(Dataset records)
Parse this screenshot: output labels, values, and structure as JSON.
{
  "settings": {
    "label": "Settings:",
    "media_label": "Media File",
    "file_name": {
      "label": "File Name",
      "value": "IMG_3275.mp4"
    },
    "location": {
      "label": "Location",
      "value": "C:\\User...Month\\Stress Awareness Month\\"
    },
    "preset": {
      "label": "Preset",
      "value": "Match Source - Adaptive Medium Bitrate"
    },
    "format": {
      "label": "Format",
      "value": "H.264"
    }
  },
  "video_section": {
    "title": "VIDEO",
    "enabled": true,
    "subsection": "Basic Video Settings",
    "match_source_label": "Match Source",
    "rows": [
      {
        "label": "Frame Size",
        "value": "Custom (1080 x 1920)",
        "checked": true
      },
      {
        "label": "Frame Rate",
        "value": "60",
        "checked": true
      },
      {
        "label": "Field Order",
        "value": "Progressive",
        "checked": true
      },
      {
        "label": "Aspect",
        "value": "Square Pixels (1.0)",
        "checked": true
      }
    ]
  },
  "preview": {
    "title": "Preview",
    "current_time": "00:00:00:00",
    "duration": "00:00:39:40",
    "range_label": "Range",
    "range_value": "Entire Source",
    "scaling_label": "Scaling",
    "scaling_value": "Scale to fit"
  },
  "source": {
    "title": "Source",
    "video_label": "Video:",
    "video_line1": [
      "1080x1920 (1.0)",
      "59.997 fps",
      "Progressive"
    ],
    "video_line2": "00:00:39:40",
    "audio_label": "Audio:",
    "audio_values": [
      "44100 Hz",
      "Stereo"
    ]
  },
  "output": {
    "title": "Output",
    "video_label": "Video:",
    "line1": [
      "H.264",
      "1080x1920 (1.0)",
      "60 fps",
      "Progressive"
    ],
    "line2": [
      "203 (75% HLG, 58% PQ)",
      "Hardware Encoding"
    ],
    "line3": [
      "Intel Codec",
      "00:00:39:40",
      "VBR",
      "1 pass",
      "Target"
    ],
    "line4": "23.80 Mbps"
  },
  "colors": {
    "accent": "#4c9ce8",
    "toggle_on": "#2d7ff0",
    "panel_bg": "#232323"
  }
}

* **The exercise**
Each line that has the word "title" should be copied.

* **Final result**
    "title": "VIDEO",
    "title": "Preview",
    "title": "Source",
    "title": "Output",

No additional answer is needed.